Given text
On Saturday, 13th of October, we hosted our Whose Day Zero feedback event, the culmination of a year’s worth of work and dialogues. We worked with Africa Unite’s School Clubs to enable young learners to conduct baseline research with a population group of their peers by administering a survey about water restrictions and the impact on their communities.
Africa Unite interns, Kathy and Kate, starting off the day with an overview of the agenda
Africa Unite’s Brilliant, doing an ice-breaker with the learners
At this event, we presented the findings from this learner-collected data. The surveys were intended to enable the learners to gain a better understanding and awareness of the water crisis, the challenges our School Clubs face during water restrictions, and if these challenges vary in different parts of Cape Town.

Entries provided
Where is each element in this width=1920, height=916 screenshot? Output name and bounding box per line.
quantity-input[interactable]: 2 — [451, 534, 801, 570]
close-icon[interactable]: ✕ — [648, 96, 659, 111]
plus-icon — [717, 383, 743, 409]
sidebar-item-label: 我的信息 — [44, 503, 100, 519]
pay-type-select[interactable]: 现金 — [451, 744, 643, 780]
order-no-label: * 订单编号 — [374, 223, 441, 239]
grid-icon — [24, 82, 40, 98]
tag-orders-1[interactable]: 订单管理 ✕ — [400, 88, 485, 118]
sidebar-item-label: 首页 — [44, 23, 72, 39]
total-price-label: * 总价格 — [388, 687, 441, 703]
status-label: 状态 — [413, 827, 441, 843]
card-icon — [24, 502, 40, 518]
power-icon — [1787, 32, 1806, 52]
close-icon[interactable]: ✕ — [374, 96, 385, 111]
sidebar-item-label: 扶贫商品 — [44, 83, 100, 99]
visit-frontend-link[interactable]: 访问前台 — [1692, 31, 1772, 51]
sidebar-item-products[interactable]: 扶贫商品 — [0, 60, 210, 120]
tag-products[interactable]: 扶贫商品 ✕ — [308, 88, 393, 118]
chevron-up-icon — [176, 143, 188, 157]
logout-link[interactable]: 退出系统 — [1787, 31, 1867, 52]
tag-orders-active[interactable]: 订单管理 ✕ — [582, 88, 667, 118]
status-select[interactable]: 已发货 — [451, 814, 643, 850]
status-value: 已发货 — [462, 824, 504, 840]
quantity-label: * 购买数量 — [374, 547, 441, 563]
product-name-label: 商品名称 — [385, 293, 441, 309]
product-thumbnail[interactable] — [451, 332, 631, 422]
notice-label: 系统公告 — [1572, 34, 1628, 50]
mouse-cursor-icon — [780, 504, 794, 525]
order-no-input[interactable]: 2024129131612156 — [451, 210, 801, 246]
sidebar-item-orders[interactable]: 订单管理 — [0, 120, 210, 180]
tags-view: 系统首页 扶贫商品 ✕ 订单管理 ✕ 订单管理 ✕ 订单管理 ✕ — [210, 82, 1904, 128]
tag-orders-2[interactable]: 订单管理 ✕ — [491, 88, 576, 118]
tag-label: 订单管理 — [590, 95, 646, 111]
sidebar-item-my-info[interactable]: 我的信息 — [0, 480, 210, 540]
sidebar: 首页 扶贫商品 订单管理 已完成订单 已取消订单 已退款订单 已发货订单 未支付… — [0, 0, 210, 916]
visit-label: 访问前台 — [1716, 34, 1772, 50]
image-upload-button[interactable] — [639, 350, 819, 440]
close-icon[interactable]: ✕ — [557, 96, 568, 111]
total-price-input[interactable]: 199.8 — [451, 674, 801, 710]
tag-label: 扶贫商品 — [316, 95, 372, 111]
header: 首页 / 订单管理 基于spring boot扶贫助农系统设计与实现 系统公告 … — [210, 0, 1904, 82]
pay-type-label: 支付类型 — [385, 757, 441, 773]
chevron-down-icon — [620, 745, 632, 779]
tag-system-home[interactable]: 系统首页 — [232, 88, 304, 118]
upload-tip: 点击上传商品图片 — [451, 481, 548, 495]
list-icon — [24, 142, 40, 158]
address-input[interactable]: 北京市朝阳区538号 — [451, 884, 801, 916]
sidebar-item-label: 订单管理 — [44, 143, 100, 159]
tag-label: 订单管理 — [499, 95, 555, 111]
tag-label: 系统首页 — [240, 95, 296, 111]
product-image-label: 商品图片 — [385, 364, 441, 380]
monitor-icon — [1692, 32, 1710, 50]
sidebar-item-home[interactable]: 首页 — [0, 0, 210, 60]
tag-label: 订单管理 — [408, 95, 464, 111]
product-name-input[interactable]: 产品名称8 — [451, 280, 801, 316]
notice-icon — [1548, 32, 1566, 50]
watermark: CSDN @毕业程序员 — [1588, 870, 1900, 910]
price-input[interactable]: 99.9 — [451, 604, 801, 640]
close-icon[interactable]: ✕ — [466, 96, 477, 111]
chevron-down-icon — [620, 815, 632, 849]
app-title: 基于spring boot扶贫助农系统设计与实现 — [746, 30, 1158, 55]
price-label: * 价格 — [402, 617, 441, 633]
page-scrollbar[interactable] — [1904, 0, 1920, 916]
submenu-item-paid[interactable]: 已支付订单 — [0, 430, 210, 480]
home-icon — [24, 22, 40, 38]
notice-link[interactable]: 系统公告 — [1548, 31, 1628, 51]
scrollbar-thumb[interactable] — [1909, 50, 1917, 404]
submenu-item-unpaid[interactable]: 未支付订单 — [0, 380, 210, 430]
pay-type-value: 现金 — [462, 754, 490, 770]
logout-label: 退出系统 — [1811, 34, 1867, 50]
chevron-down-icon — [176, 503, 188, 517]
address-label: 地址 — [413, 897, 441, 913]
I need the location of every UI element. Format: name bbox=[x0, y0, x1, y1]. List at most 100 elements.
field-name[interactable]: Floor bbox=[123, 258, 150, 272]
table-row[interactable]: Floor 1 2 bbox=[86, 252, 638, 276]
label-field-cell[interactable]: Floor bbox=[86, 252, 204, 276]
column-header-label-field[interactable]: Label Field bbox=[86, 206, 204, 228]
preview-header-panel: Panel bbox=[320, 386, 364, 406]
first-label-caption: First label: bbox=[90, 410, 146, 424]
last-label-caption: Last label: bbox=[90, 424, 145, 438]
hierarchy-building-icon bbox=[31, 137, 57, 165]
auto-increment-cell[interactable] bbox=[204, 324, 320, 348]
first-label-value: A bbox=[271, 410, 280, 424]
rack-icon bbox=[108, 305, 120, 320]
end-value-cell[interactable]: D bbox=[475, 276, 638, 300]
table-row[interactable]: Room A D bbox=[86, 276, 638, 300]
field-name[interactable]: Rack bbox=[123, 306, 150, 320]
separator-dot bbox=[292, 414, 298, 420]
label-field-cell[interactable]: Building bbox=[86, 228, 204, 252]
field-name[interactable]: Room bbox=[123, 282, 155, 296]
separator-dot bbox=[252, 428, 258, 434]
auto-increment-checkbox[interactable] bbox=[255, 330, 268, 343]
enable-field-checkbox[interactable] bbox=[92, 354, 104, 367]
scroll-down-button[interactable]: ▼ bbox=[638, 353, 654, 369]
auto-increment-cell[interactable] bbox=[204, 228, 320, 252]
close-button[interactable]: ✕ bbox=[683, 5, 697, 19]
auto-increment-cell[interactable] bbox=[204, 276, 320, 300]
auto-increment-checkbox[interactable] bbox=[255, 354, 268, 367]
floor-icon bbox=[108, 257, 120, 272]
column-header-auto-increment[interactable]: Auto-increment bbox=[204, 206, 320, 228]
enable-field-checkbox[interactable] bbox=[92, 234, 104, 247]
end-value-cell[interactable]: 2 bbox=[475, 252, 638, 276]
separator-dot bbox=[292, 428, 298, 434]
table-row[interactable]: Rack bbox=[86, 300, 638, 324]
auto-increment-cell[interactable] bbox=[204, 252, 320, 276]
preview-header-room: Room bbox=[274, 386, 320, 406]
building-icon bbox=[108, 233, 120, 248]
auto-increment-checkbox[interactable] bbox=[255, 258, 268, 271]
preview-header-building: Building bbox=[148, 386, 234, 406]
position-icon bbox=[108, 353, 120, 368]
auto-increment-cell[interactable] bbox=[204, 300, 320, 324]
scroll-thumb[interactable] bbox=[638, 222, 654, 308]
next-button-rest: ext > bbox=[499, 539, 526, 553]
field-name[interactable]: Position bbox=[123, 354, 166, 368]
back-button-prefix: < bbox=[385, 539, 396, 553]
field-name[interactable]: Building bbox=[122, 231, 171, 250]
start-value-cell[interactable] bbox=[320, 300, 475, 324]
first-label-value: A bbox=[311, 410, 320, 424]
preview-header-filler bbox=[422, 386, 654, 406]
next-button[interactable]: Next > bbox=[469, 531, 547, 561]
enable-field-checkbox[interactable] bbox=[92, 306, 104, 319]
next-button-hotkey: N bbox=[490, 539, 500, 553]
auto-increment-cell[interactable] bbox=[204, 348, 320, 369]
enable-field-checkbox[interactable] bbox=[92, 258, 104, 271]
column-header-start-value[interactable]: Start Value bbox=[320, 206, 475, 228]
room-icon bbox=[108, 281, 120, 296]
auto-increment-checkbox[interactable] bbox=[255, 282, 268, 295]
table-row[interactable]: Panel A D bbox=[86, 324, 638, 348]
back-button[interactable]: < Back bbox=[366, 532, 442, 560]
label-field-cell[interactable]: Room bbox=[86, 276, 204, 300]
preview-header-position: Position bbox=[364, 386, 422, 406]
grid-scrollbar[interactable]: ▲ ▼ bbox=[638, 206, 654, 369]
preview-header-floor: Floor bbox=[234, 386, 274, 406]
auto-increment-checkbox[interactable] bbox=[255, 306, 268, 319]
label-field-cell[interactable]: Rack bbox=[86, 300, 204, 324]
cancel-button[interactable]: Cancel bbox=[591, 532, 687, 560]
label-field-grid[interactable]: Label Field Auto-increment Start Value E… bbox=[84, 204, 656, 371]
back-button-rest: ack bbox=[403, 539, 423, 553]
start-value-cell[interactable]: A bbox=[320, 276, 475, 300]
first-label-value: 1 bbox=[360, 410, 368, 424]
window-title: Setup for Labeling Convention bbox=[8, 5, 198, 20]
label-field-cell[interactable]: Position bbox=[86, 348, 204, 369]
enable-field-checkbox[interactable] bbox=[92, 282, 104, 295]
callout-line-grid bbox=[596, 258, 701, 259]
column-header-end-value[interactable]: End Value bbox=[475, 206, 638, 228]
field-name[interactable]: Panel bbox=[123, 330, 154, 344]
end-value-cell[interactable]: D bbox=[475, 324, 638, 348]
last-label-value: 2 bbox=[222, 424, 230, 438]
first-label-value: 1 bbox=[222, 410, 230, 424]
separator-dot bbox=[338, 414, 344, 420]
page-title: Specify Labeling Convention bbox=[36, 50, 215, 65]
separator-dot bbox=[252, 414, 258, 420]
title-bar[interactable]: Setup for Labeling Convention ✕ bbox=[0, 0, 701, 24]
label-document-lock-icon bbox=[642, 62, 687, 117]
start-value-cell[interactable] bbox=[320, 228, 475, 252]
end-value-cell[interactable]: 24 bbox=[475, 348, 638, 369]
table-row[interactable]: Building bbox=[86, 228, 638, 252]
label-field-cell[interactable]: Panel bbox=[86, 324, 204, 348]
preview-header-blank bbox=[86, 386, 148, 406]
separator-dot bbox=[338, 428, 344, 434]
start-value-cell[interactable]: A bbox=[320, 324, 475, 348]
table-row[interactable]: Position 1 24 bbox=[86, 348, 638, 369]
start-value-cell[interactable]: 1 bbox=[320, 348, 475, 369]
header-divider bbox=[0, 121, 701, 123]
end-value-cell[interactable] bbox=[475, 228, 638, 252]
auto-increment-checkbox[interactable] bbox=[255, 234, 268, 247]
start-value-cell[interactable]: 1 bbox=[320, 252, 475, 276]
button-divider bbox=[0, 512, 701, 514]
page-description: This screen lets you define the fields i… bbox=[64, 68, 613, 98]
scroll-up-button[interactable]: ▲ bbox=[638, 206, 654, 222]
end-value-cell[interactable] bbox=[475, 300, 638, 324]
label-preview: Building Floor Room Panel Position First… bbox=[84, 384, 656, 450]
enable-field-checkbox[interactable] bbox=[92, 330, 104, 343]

Required tasks
• 1. According to the event write-up, on what date was the Whose Day Zero feedback event held?
• 2. List every Africa Unite person named in the event write-up.
The records come from a separate source and are unrelated to the event write-up.

Answers per task
• 1. Saturday, 13th of October.

• 2. Kathy, Kate, Brilliant